**CONSIGNE A:** D'après le texte sur l'escroquerie au vin, devant quel tribunal James Wellesley a-t-il reconnu avoir conspiré pour commettre une fraude électronique ?
**CONSIGNE B:** Renvoyez, s'il vous plaît, le passage du texte sur l'escroquerie au vin situé entre « L’homme et son » et « voitures de prestige. », bornes incluses.

Un ressortissant britannique a plaidé coupable mardi à New York pour avoir participé à une vaste escroquerie portant sur près de 100 millions de dollars, impliquant de faux prêts accordés à de prétendus collectionneurs de vin de luxe.
James Wellesley, 59 ans, a reconnu devant un tribunal fédéral de Brooklyn avoir conspiré pour commettre une fraude électronique, selon les documents judiciaires. Il risquait jusqu’à 20 ans de prison.
L’homme et son complice, le Britannique Stephen Burton — qui a lui aussi plaidé coupable plus tôt cette année —, avaient créé de fausses sociétés de financement censées accorder des prêts à des collectionneurs fortunés. En réalité, ni les clients ni les stocks de vin utilisés comme garantie n’existaient.
Les deux hommes ont dupé des investisseurs du monde entier, leur promettant des rendements élevés grâce à des contrats garantis par des bouteilles de grands crus fictifs. L’argent collecté servait à financer un train de vie luxueux, incluant voyages, montres et voitures de prestige.
L’affaire, qualifiée par les procureurs américains de « fraude internationale d’une ampleur rare », illustre la vulnérabilité du marché des placements alternatifs, notamment celui du vin de collection, face aux escroqueries sophistiquées.
Wellesley doit connaître sa peine dans les prochains mois. Son coaccusé Burton attend également le verdict de la cour fédérale.

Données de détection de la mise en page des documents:
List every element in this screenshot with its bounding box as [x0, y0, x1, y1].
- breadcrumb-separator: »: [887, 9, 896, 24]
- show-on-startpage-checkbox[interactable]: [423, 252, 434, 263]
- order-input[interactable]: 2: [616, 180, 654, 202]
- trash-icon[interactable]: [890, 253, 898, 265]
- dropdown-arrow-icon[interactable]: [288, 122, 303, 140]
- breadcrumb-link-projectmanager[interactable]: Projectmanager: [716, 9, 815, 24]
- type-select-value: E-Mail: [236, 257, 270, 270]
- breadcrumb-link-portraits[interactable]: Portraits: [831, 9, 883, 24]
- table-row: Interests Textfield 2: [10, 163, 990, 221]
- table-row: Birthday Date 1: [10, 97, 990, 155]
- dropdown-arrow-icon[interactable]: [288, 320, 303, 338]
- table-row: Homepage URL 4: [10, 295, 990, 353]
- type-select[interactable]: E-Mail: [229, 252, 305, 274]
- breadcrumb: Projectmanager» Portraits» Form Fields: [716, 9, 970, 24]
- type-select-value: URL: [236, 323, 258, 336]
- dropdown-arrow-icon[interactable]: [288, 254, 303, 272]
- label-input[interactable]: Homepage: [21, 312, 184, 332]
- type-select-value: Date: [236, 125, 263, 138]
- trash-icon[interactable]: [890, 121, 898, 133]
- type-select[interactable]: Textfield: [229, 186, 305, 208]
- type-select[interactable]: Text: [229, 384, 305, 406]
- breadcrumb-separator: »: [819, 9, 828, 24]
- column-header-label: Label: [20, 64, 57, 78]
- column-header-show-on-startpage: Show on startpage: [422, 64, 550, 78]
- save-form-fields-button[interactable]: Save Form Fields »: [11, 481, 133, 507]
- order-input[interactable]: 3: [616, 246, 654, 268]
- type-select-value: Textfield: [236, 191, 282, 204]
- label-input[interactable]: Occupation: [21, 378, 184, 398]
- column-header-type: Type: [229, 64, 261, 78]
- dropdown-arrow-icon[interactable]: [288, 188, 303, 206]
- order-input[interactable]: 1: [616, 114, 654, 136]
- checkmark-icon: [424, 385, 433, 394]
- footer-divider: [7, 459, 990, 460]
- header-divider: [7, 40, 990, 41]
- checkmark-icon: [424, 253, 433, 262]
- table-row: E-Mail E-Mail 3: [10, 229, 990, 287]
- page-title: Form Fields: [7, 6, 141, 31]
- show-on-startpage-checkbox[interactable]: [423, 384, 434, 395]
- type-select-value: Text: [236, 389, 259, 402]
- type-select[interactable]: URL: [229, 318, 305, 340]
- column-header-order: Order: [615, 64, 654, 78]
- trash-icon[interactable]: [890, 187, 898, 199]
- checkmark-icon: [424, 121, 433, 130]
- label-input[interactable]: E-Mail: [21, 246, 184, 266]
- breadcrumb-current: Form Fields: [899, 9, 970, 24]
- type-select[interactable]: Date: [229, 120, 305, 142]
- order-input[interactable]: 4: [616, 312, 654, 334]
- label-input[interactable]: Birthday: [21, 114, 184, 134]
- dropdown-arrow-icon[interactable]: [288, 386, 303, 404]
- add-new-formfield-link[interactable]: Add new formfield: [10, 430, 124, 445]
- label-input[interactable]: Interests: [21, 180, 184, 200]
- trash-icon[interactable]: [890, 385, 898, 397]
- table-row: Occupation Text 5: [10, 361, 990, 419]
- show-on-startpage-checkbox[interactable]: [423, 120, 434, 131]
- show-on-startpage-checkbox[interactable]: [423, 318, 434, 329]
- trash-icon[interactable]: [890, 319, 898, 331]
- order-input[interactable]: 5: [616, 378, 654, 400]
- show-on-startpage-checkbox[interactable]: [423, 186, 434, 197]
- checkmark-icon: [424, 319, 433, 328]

**CORRIGÉ A:** Devant un tribunal fédéral de Brooklyn.

**CORRIGÉ B:**
L’homme et son complice, le Britannique Stephen Burton — qui a lui aussi plaidé coupable plus tôt cette année —, avaient créé de fausses sociétés de financement censées accorder des prêts à des collectionneurs fortunés. En réalité, ni les clients ni les stocks de vin utilisés comme garantie n’existaient.
Les deux hommes ont dupé des investisseurs du monde entier, leur promettant des rendements élevés grâce à des contrats garantis par des bouteilles de grands crus fictifs. L’argent collecté servait à financer un train de vie luxueux, incluant voyages, montres et voitures de prestige.